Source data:
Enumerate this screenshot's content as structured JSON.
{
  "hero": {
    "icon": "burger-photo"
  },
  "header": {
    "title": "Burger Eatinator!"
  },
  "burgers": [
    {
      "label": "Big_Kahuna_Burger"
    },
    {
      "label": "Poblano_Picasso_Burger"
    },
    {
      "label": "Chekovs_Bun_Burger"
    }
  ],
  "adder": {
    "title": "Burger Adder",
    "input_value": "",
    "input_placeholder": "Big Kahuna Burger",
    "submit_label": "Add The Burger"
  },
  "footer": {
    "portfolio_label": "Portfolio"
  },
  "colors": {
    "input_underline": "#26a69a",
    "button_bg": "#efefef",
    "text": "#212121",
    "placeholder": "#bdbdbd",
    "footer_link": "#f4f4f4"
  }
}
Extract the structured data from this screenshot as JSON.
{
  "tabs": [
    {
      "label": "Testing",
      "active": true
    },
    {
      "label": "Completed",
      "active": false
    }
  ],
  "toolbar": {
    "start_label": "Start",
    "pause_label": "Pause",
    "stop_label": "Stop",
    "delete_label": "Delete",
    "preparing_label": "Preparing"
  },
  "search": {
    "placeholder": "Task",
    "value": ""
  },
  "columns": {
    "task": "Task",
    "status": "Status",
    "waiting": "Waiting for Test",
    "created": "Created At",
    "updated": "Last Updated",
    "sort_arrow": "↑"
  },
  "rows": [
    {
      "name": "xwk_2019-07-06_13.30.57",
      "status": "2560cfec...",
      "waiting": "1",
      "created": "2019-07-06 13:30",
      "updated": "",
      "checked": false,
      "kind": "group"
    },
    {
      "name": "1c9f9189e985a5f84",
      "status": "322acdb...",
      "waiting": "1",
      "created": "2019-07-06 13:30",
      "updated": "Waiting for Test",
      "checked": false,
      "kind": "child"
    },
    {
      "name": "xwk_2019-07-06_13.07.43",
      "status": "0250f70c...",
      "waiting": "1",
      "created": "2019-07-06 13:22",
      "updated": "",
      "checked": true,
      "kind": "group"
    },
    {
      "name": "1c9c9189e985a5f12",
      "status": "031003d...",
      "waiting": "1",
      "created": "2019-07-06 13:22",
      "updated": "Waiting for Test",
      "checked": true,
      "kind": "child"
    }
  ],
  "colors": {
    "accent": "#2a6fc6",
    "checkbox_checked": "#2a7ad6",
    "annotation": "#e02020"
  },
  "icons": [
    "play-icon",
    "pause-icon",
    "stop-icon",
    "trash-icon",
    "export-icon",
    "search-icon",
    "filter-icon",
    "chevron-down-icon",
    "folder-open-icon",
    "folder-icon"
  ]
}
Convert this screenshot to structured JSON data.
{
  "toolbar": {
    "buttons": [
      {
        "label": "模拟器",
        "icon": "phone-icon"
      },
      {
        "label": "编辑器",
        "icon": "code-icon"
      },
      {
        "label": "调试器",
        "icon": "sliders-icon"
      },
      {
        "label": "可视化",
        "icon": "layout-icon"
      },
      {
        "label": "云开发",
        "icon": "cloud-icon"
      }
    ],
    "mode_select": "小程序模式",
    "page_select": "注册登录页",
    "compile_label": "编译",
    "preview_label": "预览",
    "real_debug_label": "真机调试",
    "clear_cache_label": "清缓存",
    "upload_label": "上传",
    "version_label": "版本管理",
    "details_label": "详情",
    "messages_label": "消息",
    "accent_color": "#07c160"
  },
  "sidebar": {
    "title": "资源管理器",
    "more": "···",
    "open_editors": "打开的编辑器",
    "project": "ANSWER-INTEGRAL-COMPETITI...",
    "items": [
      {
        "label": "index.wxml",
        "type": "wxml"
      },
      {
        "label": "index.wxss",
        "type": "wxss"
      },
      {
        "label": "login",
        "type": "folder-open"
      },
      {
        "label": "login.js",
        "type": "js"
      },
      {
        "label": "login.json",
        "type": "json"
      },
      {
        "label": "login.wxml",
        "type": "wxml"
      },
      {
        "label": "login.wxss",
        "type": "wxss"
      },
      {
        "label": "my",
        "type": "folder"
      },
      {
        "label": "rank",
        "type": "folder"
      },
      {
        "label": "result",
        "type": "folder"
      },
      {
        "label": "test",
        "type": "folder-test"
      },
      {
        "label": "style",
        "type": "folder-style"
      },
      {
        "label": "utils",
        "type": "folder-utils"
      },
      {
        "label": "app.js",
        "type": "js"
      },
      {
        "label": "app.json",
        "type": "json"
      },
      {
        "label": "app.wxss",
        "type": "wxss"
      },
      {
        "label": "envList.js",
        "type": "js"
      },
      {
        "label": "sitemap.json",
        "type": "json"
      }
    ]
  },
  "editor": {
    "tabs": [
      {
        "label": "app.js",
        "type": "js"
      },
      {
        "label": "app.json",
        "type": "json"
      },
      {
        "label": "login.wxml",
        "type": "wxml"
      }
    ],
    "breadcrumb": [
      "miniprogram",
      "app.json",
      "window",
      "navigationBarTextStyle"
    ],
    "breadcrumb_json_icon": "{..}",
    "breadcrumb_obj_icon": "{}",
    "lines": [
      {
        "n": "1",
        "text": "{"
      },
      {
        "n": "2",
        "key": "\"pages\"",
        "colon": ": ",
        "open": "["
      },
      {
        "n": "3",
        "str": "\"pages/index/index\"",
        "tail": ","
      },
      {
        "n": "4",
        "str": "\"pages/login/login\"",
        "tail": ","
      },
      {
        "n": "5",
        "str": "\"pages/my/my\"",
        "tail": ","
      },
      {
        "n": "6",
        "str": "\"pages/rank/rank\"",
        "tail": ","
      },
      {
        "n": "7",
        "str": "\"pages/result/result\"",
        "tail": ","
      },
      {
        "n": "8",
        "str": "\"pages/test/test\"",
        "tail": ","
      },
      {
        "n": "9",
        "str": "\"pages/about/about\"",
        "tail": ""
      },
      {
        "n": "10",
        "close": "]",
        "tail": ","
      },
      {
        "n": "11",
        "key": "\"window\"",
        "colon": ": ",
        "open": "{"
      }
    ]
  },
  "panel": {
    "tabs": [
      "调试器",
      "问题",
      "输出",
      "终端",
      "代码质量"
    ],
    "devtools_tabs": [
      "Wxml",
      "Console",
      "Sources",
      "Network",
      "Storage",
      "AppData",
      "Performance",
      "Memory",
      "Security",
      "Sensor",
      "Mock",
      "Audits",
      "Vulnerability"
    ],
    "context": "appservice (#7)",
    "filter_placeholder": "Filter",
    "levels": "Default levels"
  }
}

▸ **Short problem**
Find the word "this" in the data and copy out each line where it turns up.

▸ **Task solution**
Enumerate this screenshot's content as structured JSON.
Extract the structured data from this screenshot as JSON.
Convert this screenshot to structured JSON data.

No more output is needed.